● **WHAT TO WORK ON**
Check each line of the data for "JSON" and select those that have it.

● **RECORDS SHOWN**
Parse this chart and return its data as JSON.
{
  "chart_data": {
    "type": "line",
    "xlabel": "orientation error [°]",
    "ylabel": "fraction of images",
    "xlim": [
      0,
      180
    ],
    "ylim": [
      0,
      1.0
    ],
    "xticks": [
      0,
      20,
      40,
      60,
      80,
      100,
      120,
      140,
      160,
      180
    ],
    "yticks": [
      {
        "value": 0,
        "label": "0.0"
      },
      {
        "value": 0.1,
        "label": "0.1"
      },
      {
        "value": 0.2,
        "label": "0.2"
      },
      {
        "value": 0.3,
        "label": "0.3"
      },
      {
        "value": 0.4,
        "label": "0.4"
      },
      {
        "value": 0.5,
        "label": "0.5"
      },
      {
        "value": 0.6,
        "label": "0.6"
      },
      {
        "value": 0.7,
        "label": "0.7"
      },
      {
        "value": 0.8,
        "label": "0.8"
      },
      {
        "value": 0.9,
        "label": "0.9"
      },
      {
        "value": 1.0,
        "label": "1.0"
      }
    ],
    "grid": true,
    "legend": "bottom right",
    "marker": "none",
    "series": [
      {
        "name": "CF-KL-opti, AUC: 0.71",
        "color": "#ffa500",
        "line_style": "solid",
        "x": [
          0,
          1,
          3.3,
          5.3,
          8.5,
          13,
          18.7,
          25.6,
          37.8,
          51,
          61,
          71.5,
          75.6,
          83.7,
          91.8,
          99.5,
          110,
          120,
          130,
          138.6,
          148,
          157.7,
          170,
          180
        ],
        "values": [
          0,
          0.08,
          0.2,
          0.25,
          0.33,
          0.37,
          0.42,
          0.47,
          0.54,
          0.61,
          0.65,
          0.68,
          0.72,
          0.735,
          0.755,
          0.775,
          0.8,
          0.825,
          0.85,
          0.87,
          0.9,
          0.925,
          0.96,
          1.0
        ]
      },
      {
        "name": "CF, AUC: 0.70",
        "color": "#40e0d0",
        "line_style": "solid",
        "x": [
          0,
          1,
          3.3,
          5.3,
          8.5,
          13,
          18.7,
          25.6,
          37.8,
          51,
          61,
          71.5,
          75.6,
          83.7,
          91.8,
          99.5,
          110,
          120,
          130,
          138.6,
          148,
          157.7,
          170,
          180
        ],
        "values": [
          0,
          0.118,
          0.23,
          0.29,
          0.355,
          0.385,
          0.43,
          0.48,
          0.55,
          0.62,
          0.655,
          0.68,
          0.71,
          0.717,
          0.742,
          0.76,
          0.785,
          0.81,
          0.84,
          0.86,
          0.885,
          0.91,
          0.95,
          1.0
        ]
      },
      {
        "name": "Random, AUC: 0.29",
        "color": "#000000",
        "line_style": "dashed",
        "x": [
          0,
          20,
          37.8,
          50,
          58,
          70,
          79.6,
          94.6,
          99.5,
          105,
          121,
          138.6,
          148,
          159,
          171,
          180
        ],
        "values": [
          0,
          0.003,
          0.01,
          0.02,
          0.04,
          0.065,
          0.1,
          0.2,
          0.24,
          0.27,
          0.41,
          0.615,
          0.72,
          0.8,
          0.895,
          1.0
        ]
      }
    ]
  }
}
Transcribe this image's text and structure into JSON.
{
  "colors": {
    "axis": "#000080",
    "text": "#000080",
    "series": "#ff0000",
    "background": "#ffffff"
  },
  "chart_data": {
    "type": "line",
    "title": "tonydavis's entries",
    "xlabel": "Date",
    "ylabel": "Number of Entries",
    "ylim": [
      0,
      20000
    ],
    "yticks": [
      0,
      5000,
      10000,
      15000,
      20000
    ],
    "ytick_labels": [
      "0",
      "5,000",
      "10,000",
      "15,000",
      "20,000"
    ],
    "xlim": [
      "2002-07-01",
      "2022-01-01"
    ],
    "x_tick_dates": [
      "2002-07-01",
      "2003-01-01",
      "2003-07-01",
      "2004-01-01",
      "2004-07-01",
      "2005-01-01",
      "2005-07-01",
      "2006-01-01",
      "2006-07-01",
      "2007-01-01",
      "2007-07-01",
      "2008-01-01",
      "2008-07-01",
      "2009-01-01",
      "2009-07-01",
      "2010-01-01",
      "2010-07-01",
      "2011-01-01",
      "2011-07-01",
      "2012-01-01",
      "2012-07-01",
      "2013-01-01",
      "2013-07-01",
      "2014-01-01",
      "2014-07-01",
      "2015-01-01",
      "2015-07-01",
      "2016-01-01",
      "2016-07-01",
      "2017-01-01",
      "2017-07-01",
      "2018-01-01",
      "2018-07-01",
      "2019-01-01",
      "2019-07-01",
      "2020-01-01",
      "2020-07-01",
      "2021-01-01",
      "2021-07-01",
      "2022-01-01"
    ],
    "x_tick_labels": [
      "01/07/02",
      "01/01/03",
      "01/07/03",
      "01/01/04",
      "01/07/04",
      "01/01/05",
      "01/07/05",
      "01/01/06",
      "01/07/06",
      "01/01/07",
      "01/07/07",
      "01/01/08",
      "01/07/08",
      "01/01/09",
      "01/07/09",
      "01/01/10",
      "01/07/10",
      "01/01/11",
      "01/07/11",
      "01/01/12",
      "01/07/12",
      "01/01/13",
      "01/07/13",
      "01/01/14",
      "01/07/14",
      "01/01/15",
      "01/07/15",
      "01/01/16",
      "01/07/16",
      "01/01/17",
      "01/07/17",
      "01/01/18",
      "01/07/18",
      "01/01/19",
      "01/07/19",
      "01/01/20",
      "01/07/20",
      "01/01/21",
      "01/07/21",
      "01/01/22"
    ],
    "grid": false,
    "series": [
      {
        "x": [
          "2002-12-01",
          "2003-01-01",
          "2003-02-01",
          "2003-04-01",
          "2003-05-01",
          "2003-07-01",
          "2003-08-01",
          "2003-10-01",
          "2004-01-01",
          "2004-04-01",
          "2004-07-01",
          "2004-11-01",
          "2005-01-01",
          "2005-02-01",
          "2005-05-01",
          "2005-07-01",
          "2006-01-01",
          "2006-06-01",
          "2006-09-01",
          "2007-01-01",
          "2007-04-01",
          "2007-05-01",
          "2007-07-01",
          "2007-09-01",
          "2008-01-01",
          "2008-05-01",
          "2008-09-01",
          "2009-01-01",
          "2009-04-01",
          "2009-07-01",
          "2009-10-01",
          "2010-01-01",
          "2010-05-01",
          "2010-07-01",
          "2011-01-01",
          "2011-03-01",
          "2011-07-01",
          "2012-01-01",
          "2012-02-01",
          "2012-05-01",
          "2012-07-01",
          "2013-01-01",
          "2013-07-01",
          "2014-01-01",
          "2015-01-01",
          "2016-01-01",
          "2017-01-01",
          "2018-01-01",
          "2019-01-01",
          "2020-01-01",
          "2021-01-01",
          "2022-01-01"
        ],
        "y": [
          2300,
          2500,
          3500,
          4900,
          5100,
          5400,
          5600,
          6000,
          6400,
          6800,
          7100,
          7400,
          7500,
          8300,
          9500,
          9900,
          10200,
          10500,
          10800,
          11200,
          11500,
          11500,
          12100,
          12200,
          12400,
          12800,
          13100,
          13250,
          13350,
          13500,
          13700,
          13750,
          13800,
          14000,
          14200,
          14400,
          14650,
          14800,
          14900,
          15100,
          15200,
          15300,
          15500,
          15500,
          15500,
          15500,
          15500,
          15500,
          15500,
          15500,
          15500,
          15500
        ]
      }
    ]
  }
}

● **ANSWER TO THIS EXERCISE**
Parse this chart and return its data as JSON.
Transcribe this image's text and structure into JSON.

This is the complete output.